THE PROBLEM -
Without the images, output each record below as it stands.
--- START RECORDS FOR THE EXERCISE ---
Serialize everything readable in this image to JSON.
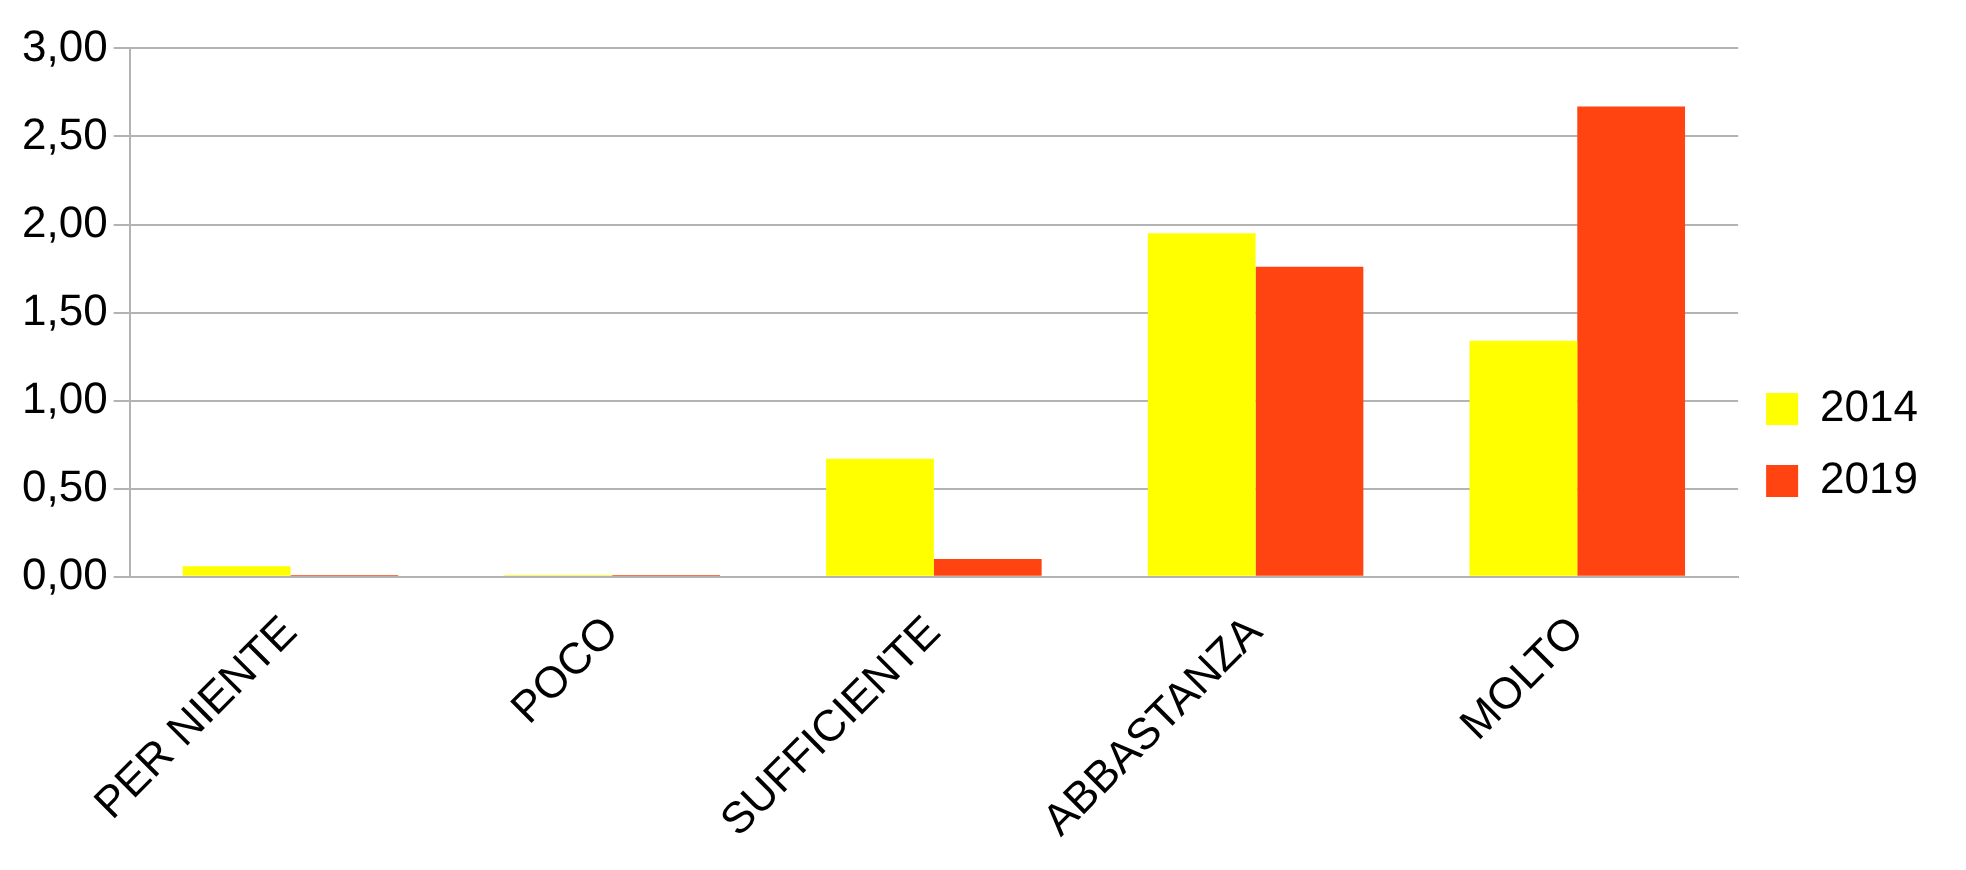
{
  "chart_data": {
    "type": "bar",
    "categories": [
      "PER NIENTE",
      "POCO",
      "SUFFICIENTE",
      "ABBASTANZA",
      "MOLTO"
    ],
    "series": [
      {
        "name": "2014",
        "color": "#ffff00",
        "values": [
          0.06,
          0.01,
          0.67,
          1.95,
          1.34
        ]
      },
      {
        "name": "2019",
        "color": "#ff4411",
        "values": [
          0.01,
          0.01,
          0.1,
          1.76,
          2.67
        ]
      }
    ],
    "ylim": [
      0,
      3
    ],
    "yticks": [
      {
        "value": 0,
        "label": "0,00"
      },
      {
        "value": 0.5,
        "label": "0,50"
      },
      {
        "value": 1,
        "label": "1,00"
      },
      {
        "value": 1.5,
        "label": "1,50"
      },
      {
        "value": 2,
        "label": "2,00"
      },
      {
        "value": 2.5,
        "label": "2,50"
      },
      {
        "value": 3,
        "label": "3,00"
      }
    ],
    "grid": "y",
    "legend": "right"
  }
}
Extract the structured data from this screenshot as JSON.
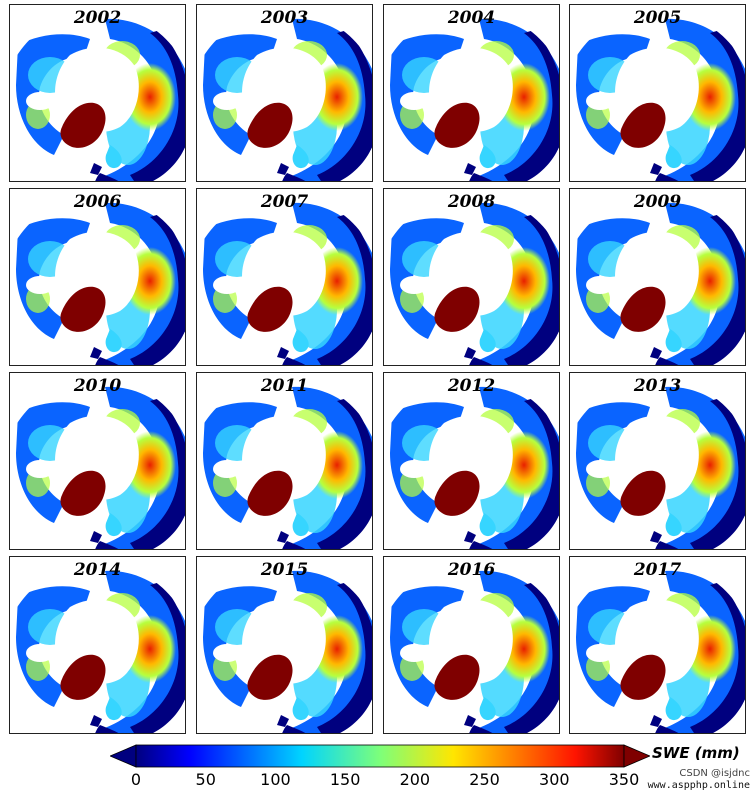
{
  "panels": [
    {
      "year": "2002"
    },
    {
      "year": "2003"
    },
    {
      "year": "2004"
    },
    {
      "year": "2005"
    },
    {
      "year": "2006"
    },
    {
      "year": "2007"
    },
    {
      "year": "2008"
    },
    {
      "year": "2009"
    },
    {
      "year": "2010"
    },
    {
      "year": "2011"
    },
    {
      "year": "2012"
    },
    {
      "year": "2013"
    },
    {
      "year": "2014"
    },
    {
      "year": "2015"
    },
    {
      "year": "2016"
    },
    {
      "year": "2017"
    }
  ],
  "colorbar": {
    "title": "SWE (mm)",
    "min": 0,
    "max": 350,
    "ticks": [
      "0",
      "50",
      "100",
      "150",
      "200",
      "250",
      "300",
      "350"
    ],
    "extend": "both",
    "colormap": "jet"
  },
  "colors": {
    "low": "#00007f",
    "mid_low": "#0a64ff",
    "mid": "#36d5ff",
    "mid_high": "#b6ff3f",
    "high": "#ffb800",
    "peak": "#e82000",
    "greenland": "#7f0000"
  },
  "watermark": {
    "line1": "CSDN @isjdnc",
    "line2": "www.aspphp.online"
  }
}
--- END RECORDS FOR THE EXERCISE ---
EXERCISE OUTPUT -
Serialize everything readable in this image to JSON.
{
  "chart_data": {
    "type": "bar",
    "categories": [
      "PER NIENTE",
      "POCO",
      "SUFFICIENTE",
      "ABBASTANZA",
      "MOLTO"
    ],
    "series": [
      {
        "name": "2014",
        "color": "#ffff00",
        "values": [
          0.06,
          0.01,
          0.67,
          1.95,
          1.34
        ]
      },
      {
        "name": "2019",
        "color": "#ff4411",
        "values": [
          0.01,
          0.01,
          0.1,
          1.76,
          2.67
        ]
      }
    ],
    "ylim": [
      0,
      3
    ],
    "yticks": [
      {
        "value": 0,
        "label": "0,00"
      },
      {
        "value": 0.5,
        "label": "0,50"
      },
      {
        "value": 1,
        "label": "1,00"
      },
      {
        "value": 1.5,
        "label": "1,50"
      },
      {
        "value": 2,
        "label": "2,00"
      },
      {
        "value": 2.5,
        "label": "2,50"
      },
      {
        "value": 3,
        "label": "3,00"
      }
    ],
    "grid": "y",
    "legend": "right"
  }
}
Extract the structured data from this screenshot as JSON.
{
  "panels": [
    {
      "year": "2002"
    },
    {
      "year": "2003"
    },
    {
      "year": "2004"
    },
    {
      "year": "2005"
    },
    {
      "year": "2006"
    },
    {
      "year": "2007"
    },
    {
      "year": "2008"
    },
    {
      "year": "2009"
    },
    {
      "year": "2010"
    },
    {
      "year": "2011"
    },
    {
      "year": "2012"
    },
    {
      "year": "2013"
    },
    {
      "year": "2014"
    },
    {
      "year": "2015"
    },
    {
      "year": "2016"
    },
    {
      "year": "2017"
    }
  ],
  "colorbar": {
    "title": "SWE (mm)",
    "min": 0,
    "max": 350,
    "ticks": [
      "0",
      "50",
      "100",
      "150",
      "200",
      "250",
      "300",
      "350"
    ],
    "extend": "both",
    "colormap": "jet"
  },
  "colors": {
    "low": "#00007f",
    "mid_low": "#0a64ff",
    "mid": "#36d5ff",
    "mid_high": "#b6ff3f",
    "high": "#ffb800",
    "peak": "#e82000",
    "greenland": "#7f0000"
  },
  "watermark": {
    "line1": "CSDN @isjdnc",
    "line2": "www.aspphp.online"
  }
}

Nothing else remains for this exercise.